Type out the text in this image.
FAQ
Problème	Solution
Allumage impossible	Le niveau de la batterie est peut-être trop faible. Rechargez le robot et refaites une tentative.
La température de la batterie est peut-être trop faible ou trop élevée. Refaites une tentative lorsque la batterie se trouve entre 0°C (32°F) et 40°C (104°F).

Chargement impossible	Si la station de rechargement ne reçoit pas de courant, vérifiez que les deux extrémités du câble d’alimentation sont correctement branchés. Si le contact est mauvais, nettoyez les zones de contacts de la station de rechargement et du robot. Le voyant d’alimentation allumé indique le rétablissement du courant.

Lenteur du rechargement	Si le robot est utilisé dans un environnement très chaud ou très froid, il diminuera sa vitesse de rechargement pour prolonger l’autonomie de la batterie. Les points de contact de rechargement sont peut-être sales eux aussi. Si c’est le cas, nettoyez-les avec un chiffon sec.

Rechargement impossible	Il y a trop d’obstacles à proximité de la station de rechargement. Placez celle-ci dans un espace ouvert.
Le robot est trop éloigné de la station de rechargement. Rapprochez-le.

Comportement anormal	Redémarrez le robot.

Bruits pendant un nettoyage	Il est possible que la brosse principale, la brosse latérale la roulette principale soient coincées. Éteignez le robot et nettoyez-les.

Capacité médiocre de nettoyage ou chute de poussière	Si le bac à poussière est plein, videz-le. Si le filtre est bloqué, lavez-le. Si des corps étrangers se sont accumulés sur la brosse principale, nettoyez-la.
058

******

_WHAT IS ASKED_: For each line above that contains the word "robot", copy that line.

_RESPONSE TO THIS EXERCISE_:
Allumage impossible	Le niveau de la batterie est peut-être trop faible. Rechargez le robot et refaites une tentative.
Chargement impossible	Si la station de rechargement ne reçoit pas de courant, vérifiez que les deux extrémités du câble d’alimentation sont correctement branchés. Si le contact est mauvais, nettoyez les zones de contacts de la station de rechargement et du robot. Le voyant d’alimentation allumé indique le rétablissement du courant.
Lenteur du rechargement	Si le robot est utilisé dans un environnement très chaud ou très froid, il diminuera sa vitesse de rechargement pour prolonger l’autonomie de la batterie. Les points de contact de rechargement sont peut-être sales eux aussi. Si c’est le cas, nettoyez-les avec un chiffon sec.
Le robot est trop éloigné de la station de rechargement. Rapprochez-le.
Comportement anormal	Redémarrez le robot.
Bruits pendant un nettoyage	Il est possible que la brosse principale, la brosse latérale la roulette principale soient coincées. Éteignez le robot et nettoyez-les.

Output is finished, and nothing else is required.